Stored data
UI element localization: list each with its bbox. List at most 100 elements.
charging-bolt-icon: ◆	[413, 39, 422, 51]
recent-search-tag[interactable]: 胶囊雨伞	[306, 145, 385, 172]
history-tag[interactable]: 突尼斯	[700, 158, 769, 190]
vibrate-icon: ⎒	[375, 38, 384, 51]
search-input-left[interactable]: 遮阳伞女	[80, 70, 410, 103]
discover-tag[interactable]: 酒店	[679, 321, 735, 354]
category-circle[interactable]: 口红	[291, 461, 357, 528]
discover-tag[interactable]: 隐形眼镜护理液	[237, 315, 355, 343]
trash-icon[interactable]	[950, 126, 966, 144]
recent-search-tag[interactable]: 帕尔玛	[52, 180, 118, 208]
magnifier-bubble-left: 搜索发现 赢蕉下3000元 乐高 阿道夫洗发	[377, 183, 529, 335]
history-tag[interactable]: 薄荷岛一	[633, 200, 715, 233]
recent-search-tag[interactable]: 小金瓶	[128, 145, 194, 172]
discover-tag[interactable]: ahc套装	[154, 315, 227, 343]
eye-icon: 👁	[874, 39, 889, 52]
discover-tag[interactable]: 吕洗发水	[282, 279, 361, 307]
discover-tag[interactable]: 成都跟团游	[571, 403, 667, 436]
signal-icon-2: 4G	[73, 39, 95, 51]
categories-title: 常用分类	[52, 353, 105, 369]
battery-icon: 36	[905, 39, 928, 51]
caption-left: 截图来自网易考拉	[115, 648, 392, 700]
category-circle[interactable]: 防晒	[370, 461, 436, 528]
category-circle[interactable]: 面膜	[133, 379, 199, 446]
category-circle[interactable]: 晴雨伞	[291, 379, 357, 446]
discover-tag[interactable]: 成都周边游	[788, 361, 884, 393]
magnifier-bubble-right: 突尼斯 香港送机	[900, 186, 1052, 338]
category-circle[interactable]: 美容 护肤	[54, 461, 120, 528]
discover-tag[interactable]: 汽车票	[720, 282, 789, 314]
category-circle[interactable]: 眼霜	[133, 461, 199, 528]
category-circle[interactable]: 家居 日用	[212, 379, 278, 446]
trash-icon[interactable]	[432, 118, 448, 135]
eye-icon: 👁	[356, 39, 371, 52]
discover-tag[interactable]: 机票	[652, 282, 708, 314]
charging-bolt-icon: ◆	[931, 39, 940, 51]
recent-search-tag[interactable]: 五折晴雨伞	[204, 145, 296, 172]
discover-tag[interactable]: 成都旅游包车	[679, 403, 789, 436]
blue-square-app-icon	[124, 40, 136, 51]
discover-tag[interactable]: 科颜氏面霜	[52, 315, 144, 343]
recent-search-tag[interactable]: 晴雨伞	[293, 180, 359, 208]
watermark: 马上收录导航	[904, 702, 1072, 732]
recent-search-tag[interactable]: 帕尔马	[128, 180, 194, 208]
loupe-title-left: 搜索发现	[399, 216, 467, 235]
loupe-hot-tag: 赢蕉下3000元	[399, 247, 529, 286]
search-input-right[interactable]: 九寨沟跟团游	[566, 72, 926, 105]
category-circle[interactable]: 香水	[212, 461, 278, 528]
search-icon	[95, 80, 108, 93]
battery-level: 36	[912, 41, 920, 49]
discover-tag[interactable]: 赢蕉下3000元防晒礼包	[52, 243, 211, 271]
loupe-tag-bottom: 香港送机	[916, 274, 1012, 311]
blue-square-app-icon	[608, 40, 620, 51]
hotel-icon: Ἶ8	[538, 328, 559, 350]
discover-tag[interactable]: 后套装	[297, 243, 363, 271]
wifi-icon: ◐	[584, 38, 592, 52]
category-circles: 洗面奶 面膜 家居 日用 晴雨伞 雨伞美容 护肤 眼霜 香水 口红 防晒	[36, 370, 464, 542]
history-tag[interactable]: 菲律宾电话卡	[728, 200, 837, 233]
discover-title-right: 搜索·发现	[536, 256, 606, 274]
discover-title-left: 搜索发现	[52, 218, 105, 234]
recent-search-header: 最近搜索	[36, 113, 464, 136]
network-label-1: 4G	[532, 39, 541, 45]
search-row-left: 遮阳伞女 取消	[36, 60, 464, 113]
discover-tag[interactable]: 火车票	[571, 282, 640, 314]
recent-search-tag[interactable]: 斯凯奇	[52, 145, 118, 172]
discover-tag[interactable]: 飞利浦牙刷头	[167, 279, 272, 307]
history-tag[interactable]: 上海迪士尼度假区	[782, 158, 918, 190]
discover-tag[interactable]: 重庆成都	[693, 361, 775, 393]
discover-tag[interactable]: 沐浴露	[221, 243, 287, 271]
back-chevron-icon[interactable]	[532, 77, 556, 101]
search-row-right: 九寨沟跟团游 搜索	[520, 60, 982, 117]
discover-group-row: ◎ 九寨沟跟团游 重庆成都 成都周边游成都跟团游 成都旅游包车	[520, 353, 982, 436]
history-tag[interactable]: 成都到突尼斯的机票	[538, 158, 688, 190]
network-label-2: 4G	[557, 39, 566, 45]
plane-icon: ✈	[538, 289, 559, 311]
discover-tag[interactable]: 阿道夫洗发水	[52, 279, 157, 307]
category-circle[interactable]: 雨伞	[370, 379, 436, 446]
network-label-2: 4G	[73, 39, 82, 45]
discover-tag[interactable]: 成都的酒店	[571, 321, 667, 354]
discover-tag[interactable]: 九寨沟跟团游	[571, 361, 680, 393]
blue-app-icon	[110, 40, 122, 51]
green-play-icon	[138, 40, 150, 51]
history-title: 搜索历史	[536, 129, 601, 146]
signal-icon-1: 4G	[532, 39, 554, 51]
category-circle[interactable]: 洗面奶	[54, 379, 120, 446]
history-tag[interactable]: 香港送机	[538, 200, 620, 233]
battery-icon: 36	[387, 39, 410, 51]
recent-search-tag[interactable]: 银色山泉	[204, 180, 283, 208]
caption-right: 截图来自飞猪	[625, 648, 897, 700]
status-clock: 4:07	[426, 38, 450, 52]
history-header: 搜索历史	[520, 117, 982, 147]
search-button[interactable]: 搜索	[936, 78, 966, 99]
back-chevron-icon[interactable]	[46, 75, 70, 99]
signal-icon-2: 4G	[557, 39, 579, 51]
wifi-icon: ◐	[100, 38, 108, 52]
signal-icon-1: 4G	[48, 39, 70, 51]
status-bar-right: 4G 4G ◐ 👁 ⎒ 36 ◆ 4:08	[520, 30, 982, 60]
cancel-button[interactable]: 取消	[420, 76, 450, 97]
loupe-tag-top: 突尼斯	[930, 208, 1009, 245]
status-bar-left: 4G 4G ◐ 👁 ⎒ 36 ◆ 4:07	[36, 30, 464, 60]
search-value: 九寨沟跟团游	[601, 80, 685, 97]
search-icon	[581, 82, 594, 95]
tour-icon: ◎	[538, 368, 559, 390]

What the task asks
Write out all of the records above again, substituting "discovery-tag" for every occurrence of "discover-tag" and changing nothing else.

Full response
UI element localization: list each with its bbox. List at most 100 elements.
charging-bolt-icon: ◆	[413, 39, 422, 51]
recent-search-tag[interactable]: 胶囊雨伞	[306, 145, 385, 172]
history-tag[interactable]: 突尼斯	[700, 158, 769, 190]
vibrate-icon: ⎒	[375, 38, 384, 51]
search-input-left[interactable]: 遮阳伞女	[80, 70, 410, 103]
discovery-tag[interactable]: 酒店	[679, 321, 735, 354]
category-circle[interactable]: 口红	[291, 461, 357, 528]
discovery-tag[interactable]: 隐形眼镜护理液	[237, 315, 355, 343]
trash-icon[interactable]	[950, 126, 966, 144]
recent-search-tag[interactable]: 帕尔玛	[52, 180, 118, 208]
magnifier-bubble-left: 搜索发现 赢蕉下3000元 乐高 阿道夫洗发	[377, 183, 529, 335]
history-tag[interactable]: 薄荷岛一	[633, 200, 715, 233]
recent-search-tag[interactable]: 小金瓶	[128, 145, 194, 172]
discovery-tag[interactable]: ahc套装	[154, 315, 227, 343]
eye-icon: 👁	[874, 39, 889, 52]
discovery-tag[interactable]: 吕洗发水	[282, 279, 361, 307]
discovery-tag[interactable]: 成都跟团游	[571, 403, 667, 436]
signal-icon-2: 4G	[73, 39, 95, 51]
categories-title: 常用分类	[52, 353, 105, 369]
battery-icon: 36	[905, 39, 928, 51]
caption-left: 截图来自网易考拉	[115, 648, 392, 700]
category-circle[interactable]: 防晒	[370, 461, 436, 528]
category-circle[interactable]: 面膜	[133, 379, 199, 446]
category-circle[interactable]: 晴雨伞	[291, 379, 357, 446]
discovery-tag[interactable]: 成都周边游	[788, 361, 884, 393]
magnifier-bubble-right: 突尼斯 香港送机	[900, 186, 1052, 338]
category-circle[interactable]: 美容 护肤	[54, 461, 120, 528]
discovery-tag[interactable]: 汽车票	[720, 282, 789, 314]
category-circle[interactable]: 眼霜	[133, 461, 199, 528]
category-circle[interactable]: 家居 日用	[212, 379, 278, 446]
trash-icon[interactable]	[432, 118, 448, 135]
eye-icon: 👁	[356, 39, 371, 52]
discovery-tag[interactable]: 机票	[652, 282, 708, 314]
charging-bolt-icon: ◆	[931, 39, 940, 51]
recent-search-tag[interactable]: 五折晴雨伞	[204, 145, 296, 172]
discovery-tag[interactable]: 成都旅游包车	[679, 403, 789, 436]
blue-square-app-icon	[124, 40, 136, 51]
discovery-tag[interactable]: 科颜氏面霜	[52, 315, 144, 343]
recent-search-tag[interactable]: 晴雨伞	[293, 180, 359, 208]
watermark: 马上收录导航	[904, 702, 1072, 732]
recent-search-tag[interactable]: 帕尔马	[128, 180, 194, 208]
loupe-title-left: 搜索发现	[399, 216, 467, 235]
loupe-hot-tag: 赢蕉下3000元	[399, 247, 529, 286]
search-input-right[interactable]: 九寨沟跟团游	[566, 72, 926, 105]
category-circle[interactable]: 香水	[212, 461, 278, 528]
search-icon	[95, 80, 108, 93]
battery-level: 36	[912, 41, 920, 49]
discovery-tag[interactable]: 赢蕉下3000元防晒礼包	[52, 243, 211, 271]
loupe-tag-bottom: 香港送机	[916, 274, 1012, 311]
blue-square-app-icon	[608, 40, 620, 51]
hotel-icon: Ἶ8	[538, 328, 559, 350]
discovery-tag[interactable]: 后套装	[297, 243, 363, 271]
wifi-icon: ◐	[584, 38, 592, 52]
category-circles: 洗面奶 面膜 家居 日用 晴雨伞 雨伞美容 护肤 眼霜 香水 口红 防晒	[36, 370, 464, 542]
history-tag[interactable]: 菲律宾电话卡	[728, 200, 837, 233]
discover-title-right: 搜索·发现	[536, 256, 606, 274]
discover-title-left: 搜索发现	[52, 218, 105, 234]
recent-search-header: 最近搜索	[36, 113, 464, 136]
network-label-1: 4G	[532, 39, 541, 45]
search-row-left: 遮阳伞女 取消	[36, 60, 464, 113]
discovery-tag[interactable]: 火车票	[571, 282, 640, 314]
recent-search-tag[interactable]: 斯凯奇	[52, 145, 118, 172]
discovery-tag[interactable]: 飞利浦牙刷头	[167, 279, 272, 307]
history-tag[interactable]: 上海迪士尼度假区	[782, 158, 918, 190]
discovery-tag[interactable]: 重庆成都	[693, 361, 775, 393]
discovery-tag[interactable]: 沐浴露	[221, 243, 287, 271]
back-chevron-icon[interactable]	[532, 77, 556, 101]
search-row-right: 九寨沟跟团游 搜索	[520, 60, 982, 117]
discover-group-row: ◎ 九寨沟跟团游 重庆成都 成都周边游成都跟团游 成都旅游包车	[520, 353, 982, 436]
history-tag[interactable]: 成都到突尼斯的机票	[538, 158, 688, 190]
network-label-2: 4G	[557, 39, 566, 45]
plane-icon: ✈	[538, 289, 559, 311]
discovery-tag[interactable]: 阿道夫洗发水	[52, 279, 157, 307]
category-circle[interactable]: 雨伞	[370, 379, 436, 446]
network-label-2: 4G	[73, 39, 82, 45]
discovery-tag[interactable]: 成都的酒店	[571, 321, 667, 354]
discovery-tag[interactable]: 九寨沟跟团游	[571, 361, 680, 393]
blue-app-icon	[110, 40, 122, 51]
green-play-icon	[138, 40, 150, 51]
history-title: 搜索历史	[536, 129, 601, 146]
signal-icon-1: 4G	[532, 39, 554, 51]
category-circle[interactable]: 洗面奶	[54, 379, 120, 446]
history-tag[interactable]: 香港送机	[538, 200, 620, 233]
battery-icon: 36	[387, 39, 410, 51]
recent-search-tag[interactable]: 银色山泉	[204, 180, 283, 208]
caption-right: 截图来自飞猪	[625, 648, 897, 700]
status-clock: 4:07	[426, 38, 450, 52]
history-header: 搜索历史	[520, 117, 982, 147]
search-button[interactable]: 搜索	[936, 78, 966, 99]
back-chevron-icon[interactable]	[46, 75, 70, 99]
signal-icon-2: 4G	[557, 39, 579, 51]
wifi-icon: ◐	[100, 38, 108, 52]
signal-icon-1: 4G	[48, 39, 70, 51]
status-bar-right: 4G 4G ◐ 👁 ⎒ 36 ◆ 4:08	[520, 30, 982, 60]
cancel-button[interactable]: 取消	[420, 76, 450, 97]
loupe-tag-top: 突尼斯	[930, 208, 1009, 245]
status-bar-left: 4G 4G ◐ 👁 ⎒ 36 ◆ 4:07	[36, 30, 464, 60]
search-value: 九寨沟跟团游	[601, 80, 685, 97]
search-icon	[581, 82, 594, 95]
tour-icon: ◎	[538, 368, 559, 390]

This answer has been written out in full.